— START OF DATA SHOWN —
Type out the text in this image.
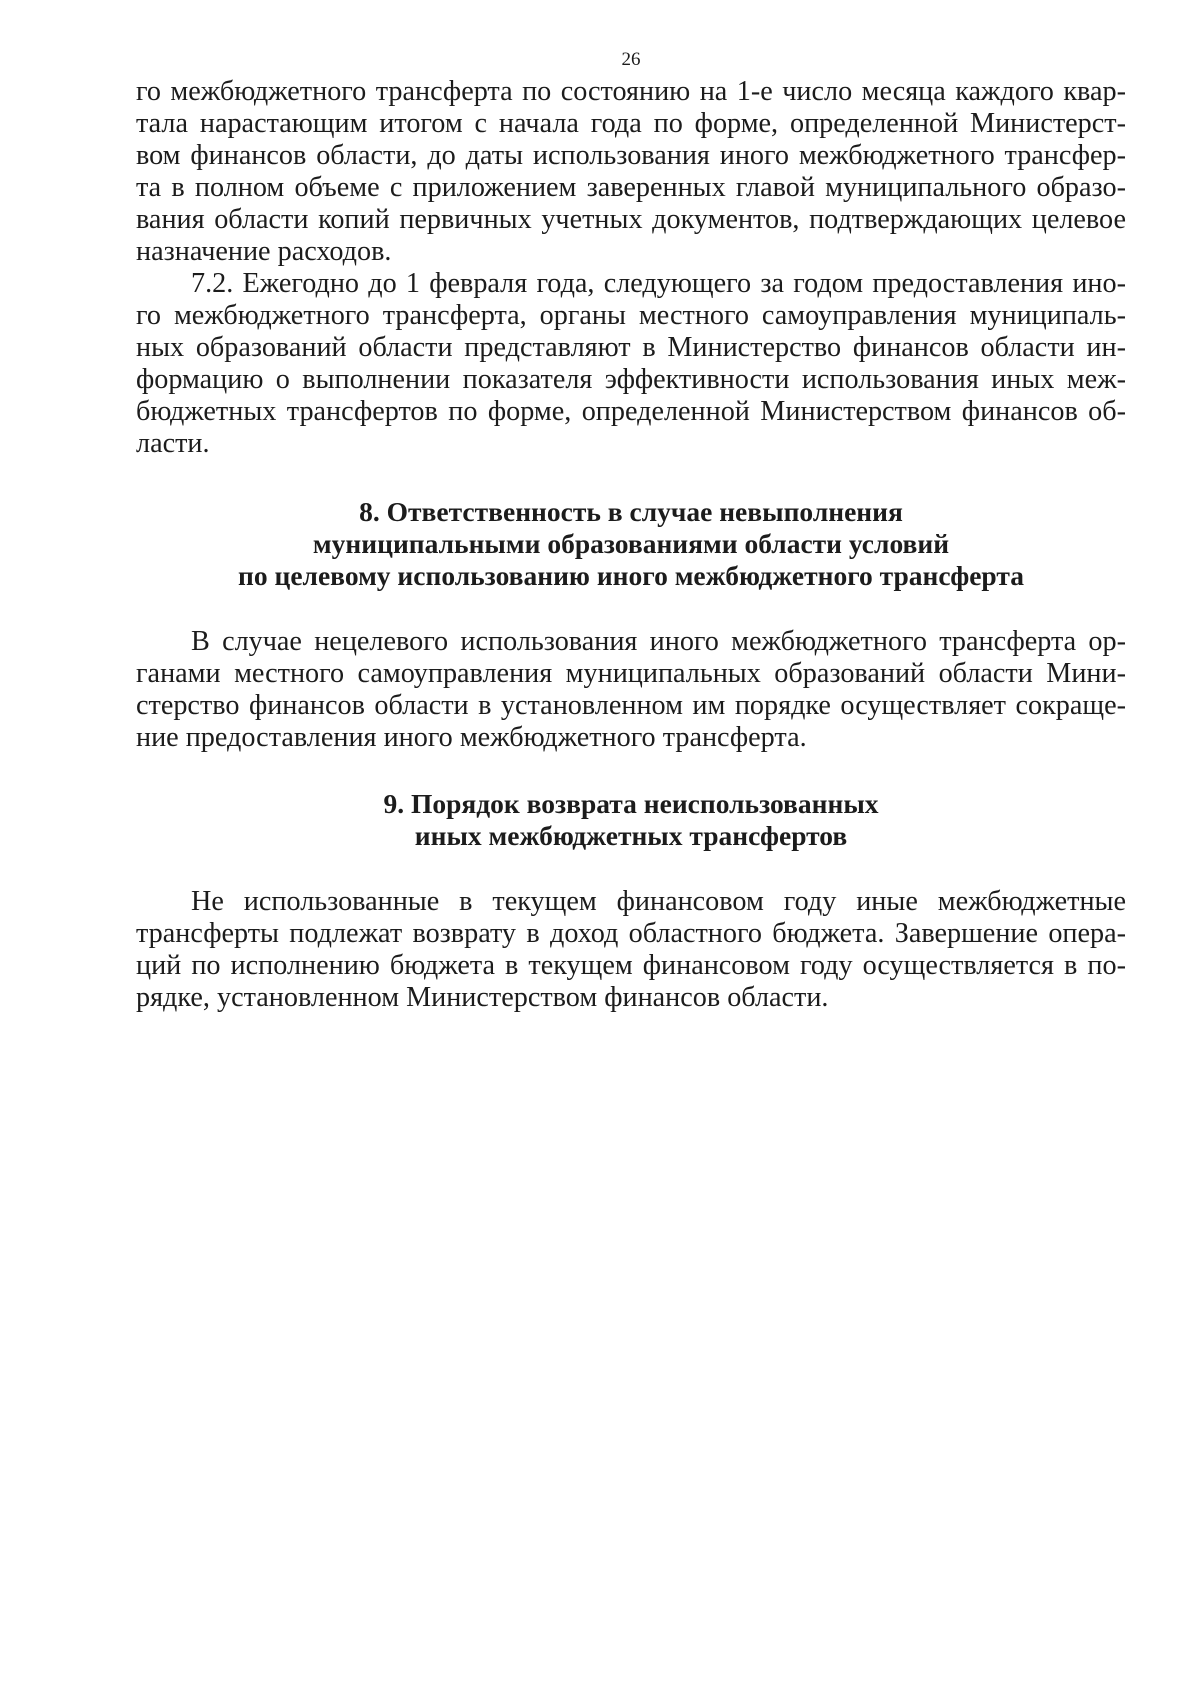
26
го межбюджетного трансферта по состоянию на 1-е число месяца каждого квар-
тала нарастающим итогом с начала года по форме, определенной Министерст-
вом финансов области, до даты использования иного межбюджетного трансфер-
та в полном объеме с приложением заверенных главой муниципального образо-
вания области копий первичных учетных документов, подтверждающих целевое
назначение расходов.
7.2. Ежегодно до 1 февраля года, следующего за годом предоставления ино-
го межбюджетного трансферта, органы местного самоуправления муниципаль-
ных образований области представляют в Министерство финансов области ин-
формацию о выполнении показателя эффективности использования иных меж-
бюджетных трансфертов по форме, определенной Министерством финансов об-
ласти.
8. Ответственность в случае невыполнения
муниципальными образованиями области условий
по целевому использованию иного межбюджетного трансферта
В случае нецелевого использования иного межбюджетного трансферта ор-
ганами местного самоуправления муниципальных образований области Мини-
стерство финансов области в установленном им порядке осуществляет сокраще-
ние предоставления иного межбюджетного трансферта.
9. Порядок возврата неиспользованных
иных межбюджетных трансфертов
Не использованные в текущем финансовом году иные межбюджетные
трансферты подлежат возврату в доход областного бюджета. Завершение опера-
ций по исполнению бюджета в текущем финансовом году осуществляется в по-
рядке, установленном Министерством финансов области.
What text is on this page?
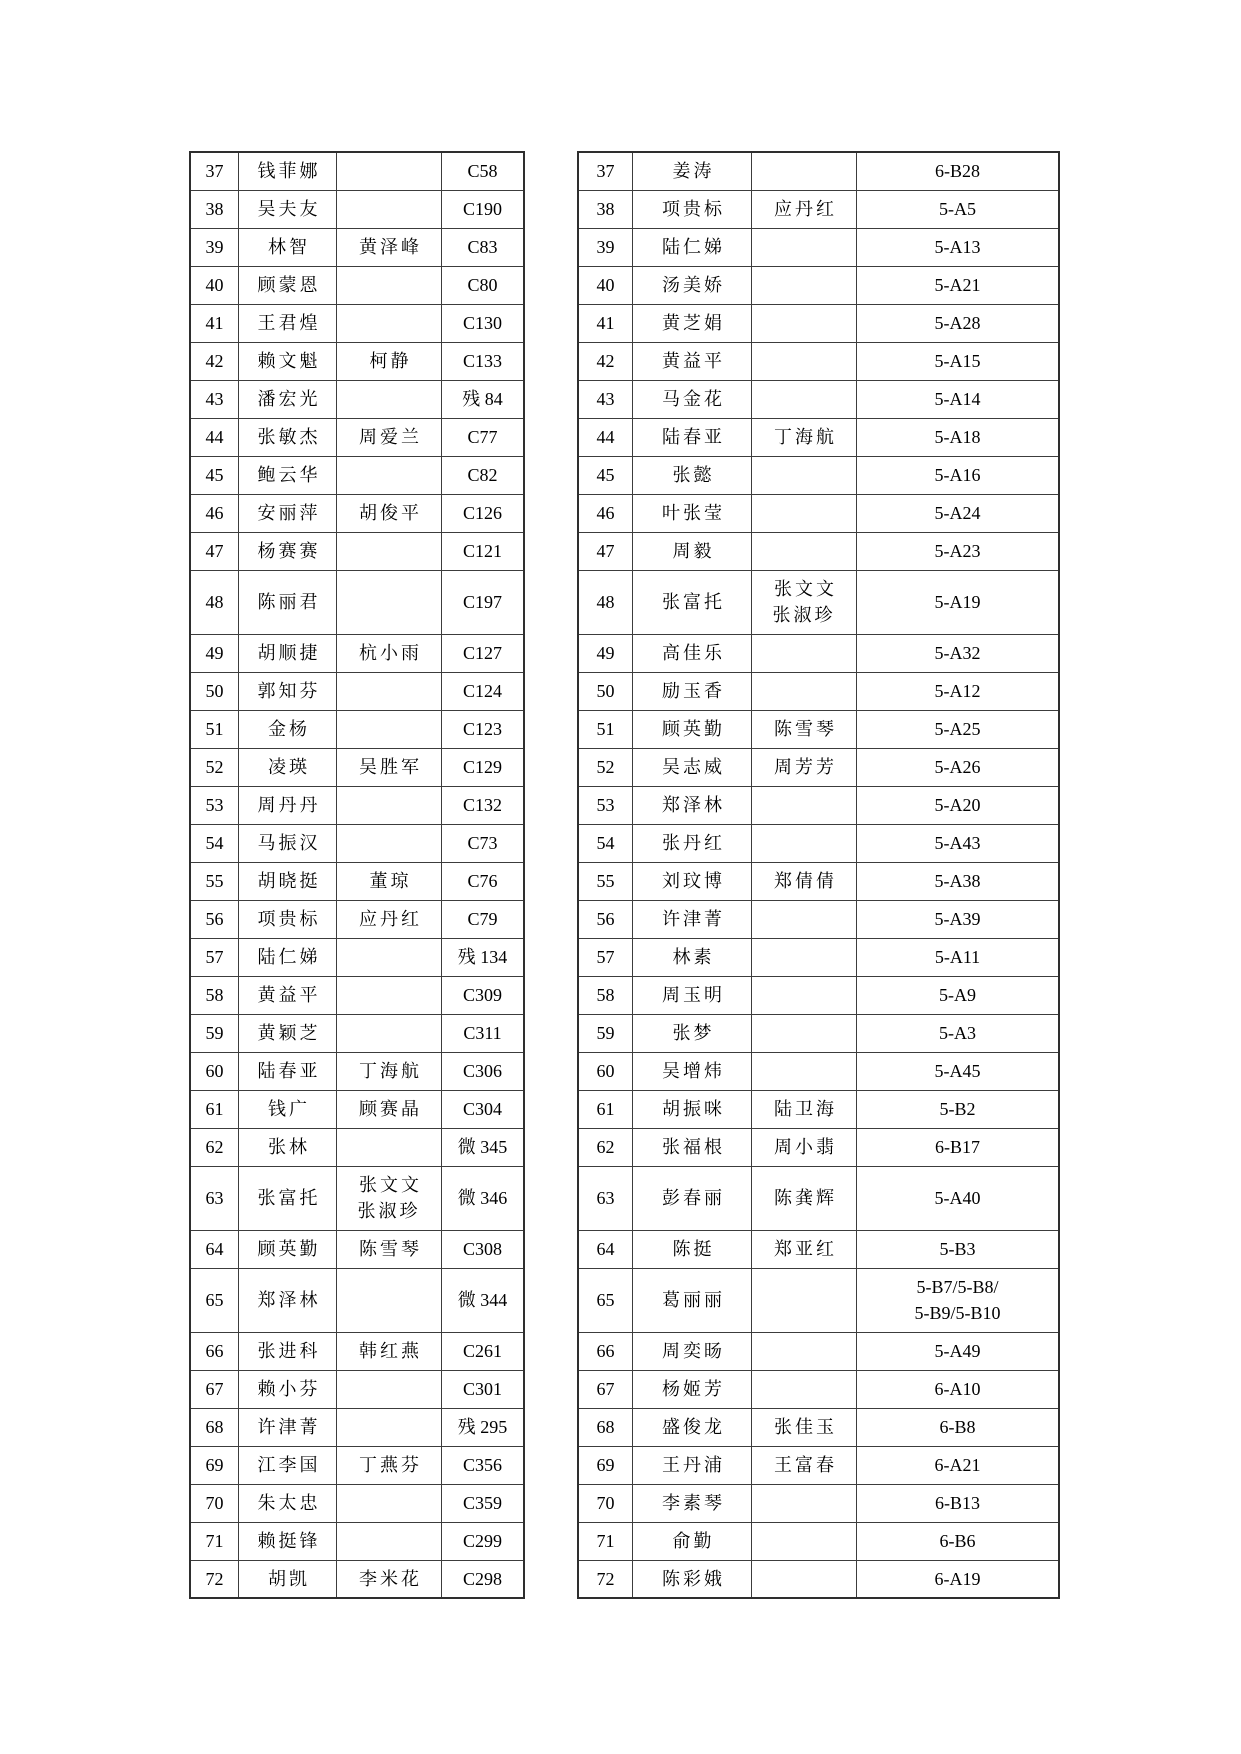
37	钱菲娜		C58
38	吴夫友		C190
39	林智	黄泽峰	C83
40	顾蒙恩		C80
41	王君煌		C130
42	赖文魁	柯静	C133
43	潘宏光		残 84
44	张敏杰	周爱兰	C77
45	鲍云华		C82
46	安丽萍	胡俊平	C126
47	杨赛赛		C121
48	陈丽君		C197
49	胡顺捷	杭小雨	C127
50	郭知芬		C124
51	金杨		C123
52	凌瑛	吴胜军	C129
53	周丹丹		C132
54	马振汉		C73
55	胡晓挺	董琼	C76
56	项贵标	应丹红	C79
57	陆仁娣		残 134
58	黄益平		C309
59	黄颖芝		C311
60	陆春亚	丁海航	C306
61	钱广	顾赛晶	C304
62	张林		微 345
63	张富托	张文文
张淑珍	微 346
64	顾英勤	陈雪琴	C308
65	郑泽林		微 344
66	张进科	韩红燕	C261
67	赖小芬		C301
68	许津菁		残 295
69	江李国	丁燕芬	C356
70	朱太忠		C359
71	赖挺锋		C299
72	胡凯	李米花	C298
37	姜涛		6-B28
38	项贵标	应丹红	5-A5
39	陆仁娣		5-A13
40	汤美娇		5-A21
41	黄芝娟		5-A28
42	黄益平		5-A15
43	马金花		5-A14
44	陆春亚	丁海航	5-A18
45	张懿		5-A16
46	叶张莹		5-A24
47	周毅		5-A23
48	张富托	张文文
张淑珍	5-A19
49	高佳乐		5-A32
50	励玉香		5-A12
51	顾英勤	陈雪琴	5-A25
52	吴志威	周芳芳	5-A26
53	郑泽林		5-A20
54	张丹红		5-A43
55	刘玟博	郑倩倩	5-A38
56	许津菁		5-A39
57	林素		5-A11
58	周玉明		5-A9
59	张梦		5-A3
60	吴增炜		5-A45
61	胡振咪	陆卫海	5-B2
62	张福根	周小翡	6-B17
63	彭春丽	陈龚辉	5-A40
64	陈挺	郑亚红	5-B3
65	葛丽丽		5-B7/5-B8/
5-B9/5-B10
66	周奕旸		5-A49
67	杨姬芳		6-A10
68	盛俊龙	张佳玉	6-B8
69	王丹浦	王富春	6-A21
70	李素琴		6-B13
71	俞勤		6-B6
72	陈彩娥		6-A19
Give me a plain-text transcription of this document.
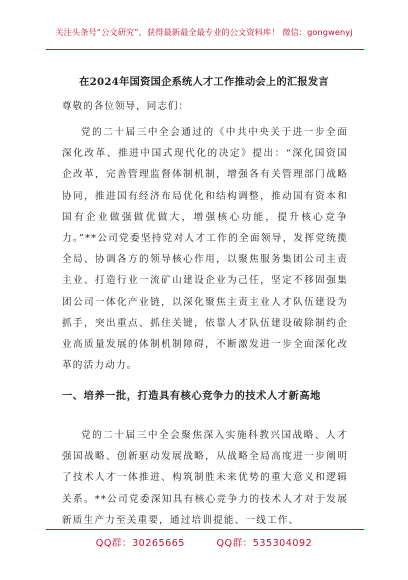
关注头条号“公文研究”，获得最新最全最专业的公文资料库！ 微信：gongwenyj
在2024年国资国企系统人才工作推动会上的汇报发言
尊敬的各位领导，同志们：
党的二十届三中全会通过的《中共中央关于进一步全面深化改革、推进中国式现代化的决定》提出：“深化国资国企改革，完善管理监督体制机制，增强各有关管理部门战略协同，推进国有经济布局优化和结构调整，推动国有资本和国有企业做强做优做大，增强核心功能，提升核心竞争力。”**公司党委坚持党对人才工作的全面领导，发挥党统揽全局、协调各方的领导核心作用，以聚焦服务集团公司主责主业、打造行业一流矿山建设企业为己任，坚定不移固强集团公司一体化产业链，以深化聚焦主责主业人才队伍建设为抓手，突出重点、抓住关键，依靠人才队伍建设破除制约企业高质量发展的体制机制障碍，不断激发进一步全面深化改革的活力动力。
一、培养一批，打造具有核心竞争力的技术人才新高地
党的二十届三中全会聚焦深入实施科教兴国战略、人才强国战略、创新驱动发展战略，从战略全局高度进一步阐明了技术人才一体推进、构筑制胜未来优势的重大意义和逻辑关系。**公司党委深知具有核心竞争力的技术人才对于发展新质生产力至关重要，通过培训提能、一线工作、
QQ群：30265665	QQ群：535304092
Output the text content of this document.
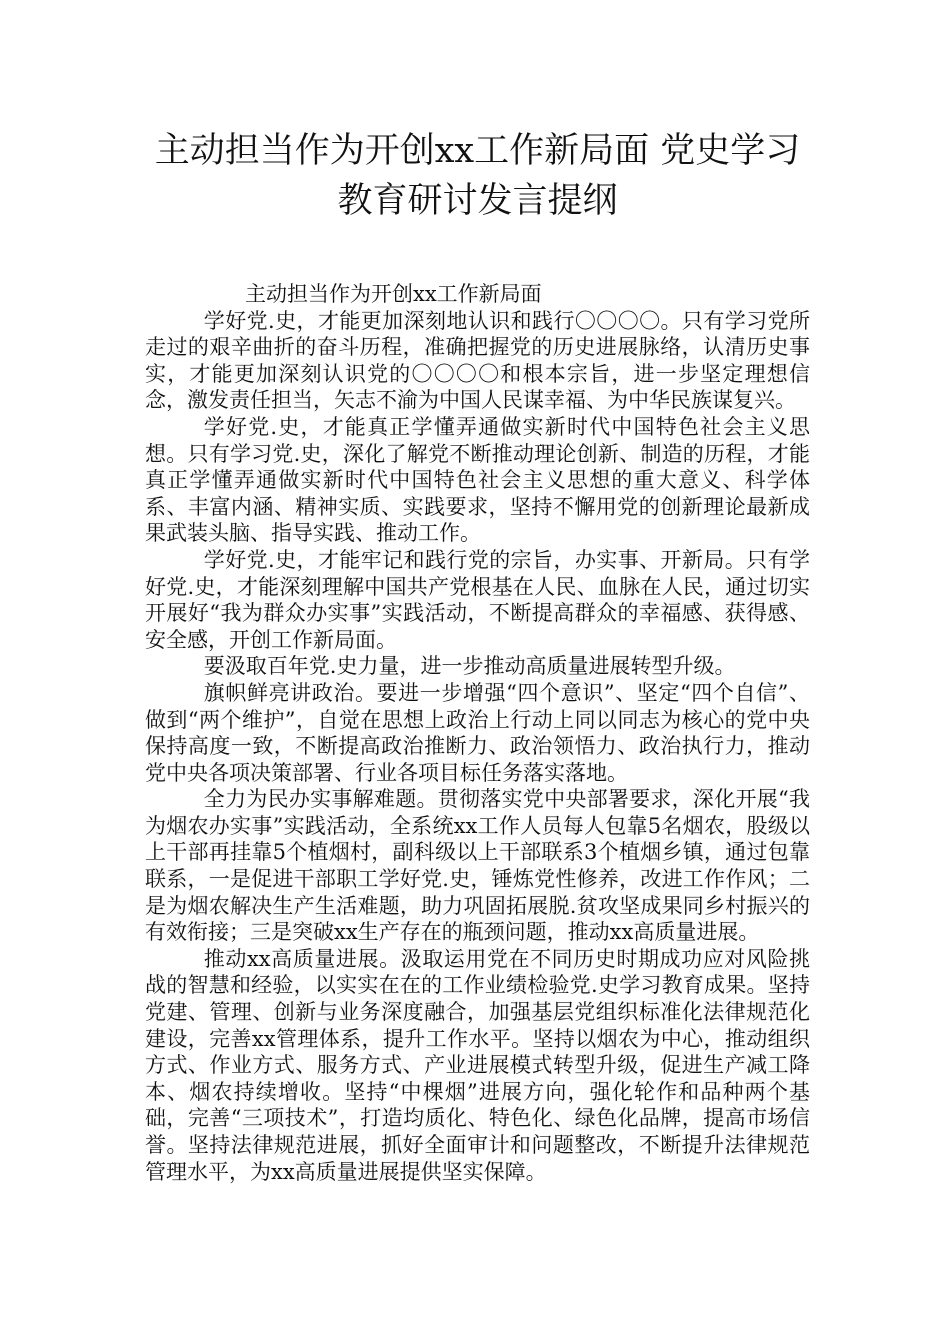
主动担当作为开创xx工作新局面 党史学习教育研讨发言提纲
主动担当作为开创xx工作新局面

学好党.史，才能更加深刻地认识和践行〇〇〇〇。只有学习党所走过的艰辛曲折的奋斗历程，准确把握党的历史进展脉络，认清历史事实，才能更加深刻认识党的〇〇〇〇和根本宗旨，进一步坚定理想信念，激发责任担当，矢志不渝为中国人民谋幸福、为中华民族谋复兴。

学好党.史，才能真正学懂弄通做实新时代中国特色社会主义思想。只有学习党.史，深化了解党不断推动理论创新、制造的历程，才能真正学懂弄通做实新时代中国特色社会主义思想的重大意义、科学体系、丰富内涵、精神实质、实践要求，坚持不懈用党的创新理论最新成果武装头脑、指导实践、推动工作。

学好党.史，才能牢记和践行党的宗旨，办实事、开新局。只有学好党.史，才能深刻理解中国共产党根基在人民、血脉在人民，通过切实开展好“我为群众办实事”实践活动，不断提高群众的幸福感、获得感、安全感，开创工作新局面。

要汲取百年党.史力量，进一步推动高质量进展转型升级。

旗帜鲜亮讲政治。要进一步增强“四个意识”、坚定“四个自信”、做到“两个维护”，自觉在思想上政治上行动上同以同志为核心的党中央保持高度一致，不断提高政治推断力、政治领悟力、政治执行力，推动党中央各项决策部署、行业各项目标任务落实落地。

全力为民办实事解难题。贯彻落实党中央部署要求，深化开展“我为烟农办实事”实践活动，全系统xx工作人员每人包靠5名烟农，股级以上干部再挂靠5个植烟村，副科级以上干部联系3个植烟乡镇，通过包靠联系，一是促进干部职工学好党.史，锤炼党性修养，改进工作作风；二是为烟农解决生产生活难题，助力巩固拓展脱.贫攻坚成果同乡村振兴的有效衔接；三是突破xx生产存在的瓶颈问题，推动xx高质量进展。

推动xx高质量进展。汲取运用党在不同历史时期成功应对风险挑战的智慧和经验，以实实在在的工作业绩检验党.史学习教育成果。坚持党建、管理、创新与业务深度融合，加强基层党组织标准化法律规范化建设，完善xx管理体系，提升工作水平。坚持以烟农为中心，推动组织方式、作业方式、服务方式、产业进展模式转型升级，促进生产减工降本、烟农持续增收。坚持“中棵烟”进展方向，强化轮作和品种两个基础，完善“三项技术”，打造均质化、特色化、绿色化品牌，提高市场信誉。坚持法律规范进展，抓好全面审计和问题整改，不断提升法律规范管理水平，为xx高质量进展提供坚实保障。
— END OF DATA SHOWN —
» **WHAT TO PRODUCE**: Copy all lines of the listing above that contain the string "межбюджетного".

» **RESPONSE TO THIS TASK**:
го межбюджетного трансферта по состоянию на 1-е число месяца каждого квар-
вом финансов области, до даты использования иного межбюджетного трансфер-
го межбюджетного трансферта, органы местного самоуправления муниципаль-
по целевому использованию иного межбюджетного трансферта
В случае нецелевого использования иного межбюджетного трансферта ор-
ние предоставления иного межбюджетного трансферта.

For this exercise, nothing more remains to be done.